Directive: Return each line containing the string "Validate".
···
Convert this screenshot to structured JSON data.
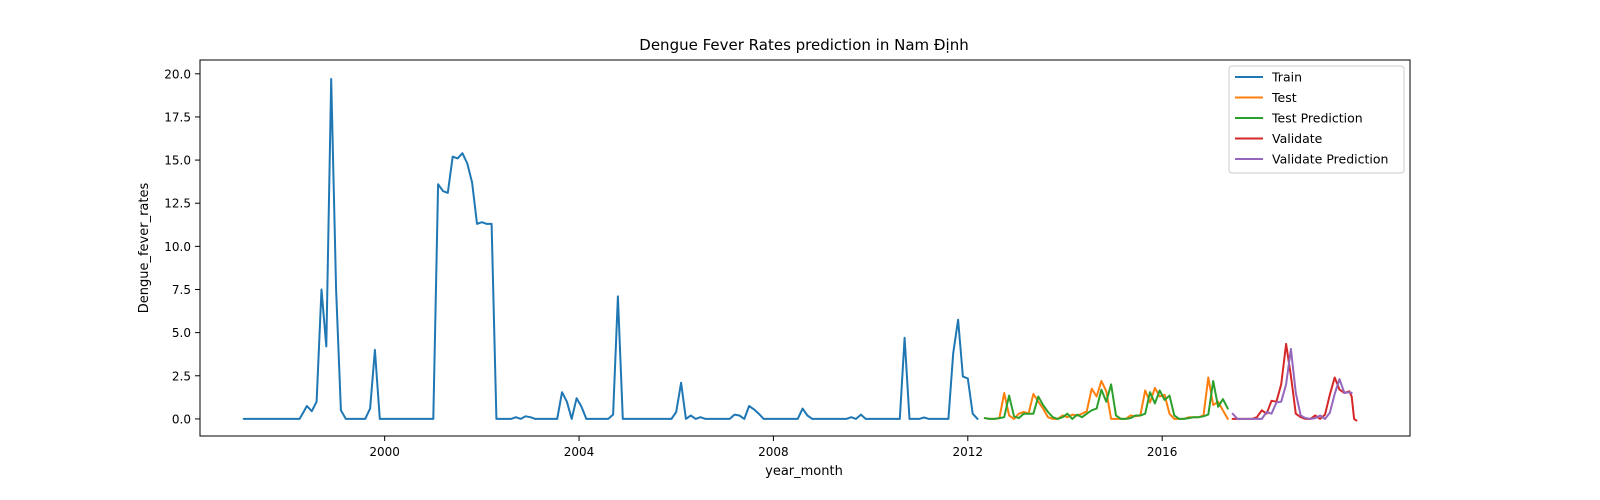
{
  "chart_data": {
    "type": "line",
    "title": "Dengue Fever Rates prediction in Nam Định",
    "xlabel": "year_month",
    "ylabel": "Dengue_fever_rates",
    "xlim": [
      1996.2,
      2021.1
    ],
    "ylim": [
      -0.99,
      20.8
    ],
    "x_ticks": [
      2000,
      2004,
      2008,
      2012,
      2016
    ],
    "x_tick_labels": [
      "2000",
      "2004",
      "2008",
      "2012",
      "2016"
    ],
    "y_ticks": [
      0.0,
      2.5,
      5.0,
      7.5,
      10.0,
      12.5,
      15.0,
      17.5,
      20.0
    ],
    "y_tick_labels": [
      "0.0",
      "2.5",
      "5.0",
      "7.5",
      "10.0",
      "12.5",
      "15.0",
      "17.5",
      "20.0"
    ],
    "grid": false,
    "legend_position": "upper right",
    "series": [
      {
        "name": "Train",
        "color": "#1f77b4",
        "points": [
          [
            1997.1,
            0
          ],
          [
            1998.25,
            0
          ],
          [
            1998.4,
            0.75
          ],
          [
            1998.5,
            0.45
          ],
          [
            1998.6,
            1.0
          ],
          [
            1998.7,
            7.5
          ],
          [
            1998.8,
            4.2
          ],
          [
            1998.9,
            19.7
          ],
          [
            1999.0,
            7.5
          ],
          [
            1999.1,
            0.5
          ],
          [
            1999.2,
            0
          ],
          [
            1999.6,
            0
          ],
          [
            1999.7,
            0.6
          ],
          [
            1999.8,
            4.0
          ],
          [
            1999.9,
            0
          ],
          [
            2000.5,
            0
          ],
          [
            2001.0,
            0
          ],
          [
            2001.1,
            13.6
          ],
          [
            2001.2,
            13.2
          ],
          [
            2001.3,
            13.1
          ],
          [
            2001.4,
            15.2
          ],
          [
            2001.5,
            15.1
          ],
          [
            2001.6,
            15.4
          ],
          [
            2001.7,
            14.8
          ],
          [
            2001.8,
            13.7
          ],
          [
            2001.9,
            11.3
          ],
          [
            2002.0,
            11.4
          ],
          [
            2002.1,
            11.3
          ],
          [
            2002.2,
            11.3
          ],
          [
            2002.3,
            0
          ],
          [
            2002.6,
            0
          ],
          [
            2002.7,
            0.1
          ],
          [
            2002.8,
            0
          ],
          [
            2002.9,
            0.15
          ],
          [
            2003.0,
            0.1
          ],
          [
            2003.1,
            0
          ],
          [
            2003.55,
            0
          ],
          [
            2003.65,
            1.55
          ],
          [
            2003.75,
            1.0
          ],
          [
            2003.85,
            0
          ],
          [
            2003.95,
            1.2
          ],
          [
            2004.05,
            0.7
          ],
          [
            2004.15,
            0
          ],
          [
            2004.6,
            0
          ],
          [
            2004.7,
            0.25
          ],
          [
            2004.8,
            7.1
          ],
          [
            2004.9,
            0
          ],
          [
            2005.9,
            0
          ],
          [
            2006.0,
            0.4
          ],
          [
            2006.1,
            2.1
          ],
          [
            2006.2,
            0
          ],
          [
            2006.3,
            0.2
          ],
          [
            2006.4,
            0
          ],
          [
            2006.5,
            0.1
          ],
          [
            2006.6,
            0
          ],
          [
            2007.1,
            0
          ],
          [
            2007.2,
            0.25
          ],
          [
            2007.3,
            0.2
          ],
          [
            2007.4,
            0
          ],
          [
            2007.5,
            0.75
          ],
          [
            2007.6,
            0.55
          ],
          [
            2007.7,
            0.3
          ],
          [
            2007.8,
            0
          ],
          [
            2008.5,
            0
          ],
          [
            2008.6,
            0.6
          ],
          [
            2008.7,
            0.2
          ],
          [
            2008.8,
            0
          ],
          [
            2009.5,
            0
          ],
          [
            2009.6,
            0.1
          ],
          [
            2009.7,
            0
          ],
          [
            2009.8,
            0.25
          ],
          [
            2009.9,
            0
          ],
          [
            2010.6,
            0
          ],
          [
            2010.7,
            4.7
          ],
          [
            2010.8,
            0
          ],
          [
            2011.0,
            0
          ],
          [
            2011.1,
            0.08
          ],
          [
            2011.2,
            0
          ],
          [
            2011.6,
            0
          ],
          [
            2011.7,
            3.8
          ],
          [
            2011.8,
            5.75
          ],
          [
            2011.9,
            2.45
          ],
          [
            2012.0,
            2.35
          ],
          [
            2012.1,
            0.3
          ],
          [
            2012.2,
            0
          ]
        ]
      },
      {
        "name": "Test",
        "color": "#ff7f0e",
        "points": [
          [
            2012.35,
            0.05
          ],
          [
            2012.45,
            0
          ],
          [
            2012.55,
            0
          ],
          [
            2012.65,
            0.05
          ],
          [
            2012.75,
            1.5
          ],
          [
            2012.85,
            0.2
          ],
          [
            2012.95,
            0
          ],
          [
            2013.05,
            0.3
          ],
          [
            2013.15,
            0.4
          ],
          [
            2013.25,
            0.3
          ],
          [
            2013.35,
            1.45
          ],
          [
            2013.45,
            1.0
          ],
          [
            2013.55,
            0.6
          ],
          [
            2013.65,
            0.1
          ],
          [
            2013.75,
            0
          ],
          [
            2013.85,
            0
          ],
          [
            2013.95,
            0.2
          ],
          [
            2014.05,
            0.1
          ],
          [
            2014.15,
            0.25
          ],
          [
            2014.25,
            0.2
          ],
          [
            2014.35,
            0.3
          ],
          [
            2014.45,
            0.45
          ],
          [
            2014.55,
            1.75
          ],
          [
            2014.65,
            1.3
          ],
          [
            2014.75,
            2.2
          ],
          [
            2014.85,
            1.6
          ],
          [
            2014.95,
            0
          ],
          [
            2015.05,
            0
          ],
          [
            2015.15,
            0
          ],
          [
            2015.25,
            0
          ],
          [
            2015.35,
            0.2
          ],
          [
            2015.45,
            0.15
          ],
          [
            2015.55,
            0.2
          ],
          [
            2015.65,
            1.65
          ],
          [
            2015.75,
            0.95
          ],
          [
            2015.85,
            1.8
          ],
          [
            2015.95,
            1.3
          ],
          [
            2016.05,
            1.4
          ],
          [
            2016.15,
            0.3
          ],
          [
            2016.25,
            0
          ],
          [
            2016.35,
            0
          ],
          [
            2016.45,
            0
          ],
          [
            2016.55,
            0.1
          ],
          [
            2016.65,
            0.1
          ],
          [
            2016.75,
            0.1
          ],
          [
            2016.85,
            0.2
          ],
          [
            2016.95,
            2.4
          ],
          [
            2017.05,
            0.8
          ],
          [
            2017.15,
            1.0
          ],
          [
            2017.25,
            0.5
          ],
          [
            2017.35,
            0
          ]
        ]
      },
      {
        "name": "Test Prediction",
        "color": "#2ca02c",
        "points": [
          [
            2012.35,
            0.05
          ],
          [
            2012.45,
            0
          ],
          [
            2012.55,
            0
          ],
          [
            2012.65,
            0.05
          ],
          [
            2012.75,
            0.1
          ],
          [
            2012.85,
            1.35
          ],
          [
            2012.95,
            0.15
          ],
          [
            2013.05,
            0.05
          ],
          [
            2013.15,
            0.3
          ],
          [
            2013.25,
            0.3
          ],
          [
            2013.35,
            0.3
          ],
          [
            2013.45,
            1.3
          ],
          [
            2013.55,
            0.8
          ],
          [
            2013.65,
            0.4
          ],
          [
            2013.75,
            0.1
          ],
          [
            2013.85,
            0
          ],
          [
            2013.95,
            0.1
          ],
          [
            2014.05,
            0.3
          ],
          [
            2014.15,
            0
          ],
          [
            2014.25,
            0.25
          ],
          [
            2014.35,
            0.1
          ],
          [
            2014.45,
            0.3
          ],
          [
            2014.55,
            0.5
          ],
          [
            2014.65,
            0.6
          ],
          [
            2014.75,
            1.7
          ],
          [
            2014.85,
            1.0
          ],
          [
            2014.95,
            2.0
          ],
          [
            2015.05,
            0.2
          ],
          [
            2015.15,
            0
          ],
          [
            2015.25,
            0
          ],
          [
            2015.35,
            0.05
          ],
          [
            2015.45,
            0.2
          ],
          [
            2015.55,
            0.2
          ],
          [
            2015.65,
            0.3
          ],
          [
            2015.75,
            1.55
          ],
          [
            2015.85,
            0.9
          ],
          [
            2015.95,
            1.65
          ],
          [
            2016.05,
            1.1
          ],
          [
            2016.15,
            1.35
          ],
          [
            2016.25,
            0.2
          ],
          [
            2016.35,
            0
          ],
          [
            2016.45,
            0
          ],
          [
            2016.55,
            0.05
          ],
          [
            2016.65,
            0.1
          ],
          [
            2016.75,
            0.1
          ],
          [
            2016.85,
            0.15
          ],
          [
            2016.95,
            0.25
          ],
          [
            2017.05,
            2.2
          ],
          [
            2017.15,
            0.7
          ],
          [
            2017.25,
            1.15
          ],
          [
            2017.35,
            0.6
          ]
        ]
      },
      {
        "name": "Validate",
        "color": "#d62728",
        "points": [
          [
            2017.45,
            0
          ],
          [
            2017.55,
            0
          ],
          [
            2017.65,
            0
          ],
          [
            2017.75,
            0
          ],
          [
            2017.85,
            0
          ],
          [
            2017.95,
            0.1
          ],
          [
            2018.05,
            0.5
          ],
          [
            2018.15,
            0.3
          ],
          [
            2018.25,
            1.05
          ],
          [
            2018.35,
            1.0
          ],
          [
            2018.45,
            2.0
          ],
          [
            2018.55,
            4.35
          ],
          [
            2018.65,
            2.5
          ],
          [
            2018.75,
            0.3
          ],
          [
            2018.85,
            0.1
          ],
          [
            2018.95,
            0
          ],
          [
            2019.05,
            0
          ],
          [
            2019.15,
            0.2
          ],
          [
            2019.25,
            0
          ],
          [
            2019.35,
            0.25
          ],
          [
            2019.45,
            1.4
          ],
          [
            2019.55,
            2.4
          ],
          [
            2019.65,
            1.7
          ],
          [
            2019.75,
            1.5
          ],
          [
            2019.85,
            1.6
          ],
          [
            2019.9,
            1.3
          ],
          [
            2019.95,
            0
          ],
          [
            2020.0,
            -0.1
          ]
        ]
      },
      {
        "name": "Validate Prediction",
        "color": "#9467bd",
        "points": [
          [
            2017.45,
            0.3
          ],
          [
            2017.55,
            0
          ],
          [
            2017.65,
            0
          ],
          [
            2017.75,
            0
          ],
          [
            2017.85,
            0
          ],
          [
            2017.95,
            0
          ],
          [
            2018.05,
            0
          ],
          [
            2018.15,
            0.4
          ],
          [
            2018.25,
            0.3
          ],
          [
            2018.35,
            0.95
          ],
          [
            2018.45,
            1.0
          ],
          [
            2018.55,
            2.0
          ],
          [
            2018.65,
            4.05
          ],
          [
            2018.75,
            1.5
          ],
          [
            2018.85,
            0.2
          ],
          [
            2018.95,
            0.05
          ],
          [
            2019.05,
            0
          ],
          [
            2019.15,
            0.05
          ],
          [
            2019.25,
            0.2
          ],
          [
            2019.35,
            0
          ],
          [
            2019.45,
            0.35
          ],
          [
            2019.55,
            1.45
          ],
          [
            2019.65,
            2.3
          ],
          [
            2019.75,
            1.5
          ],
          [
            2019.85,
            1.55
          ],
          [
            2019.9,
            1.5
          ]
        ]
      }
    ]
  }
}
···
Answer to this problem:
        "name": "Validate",
        "name": "Validate Prediction",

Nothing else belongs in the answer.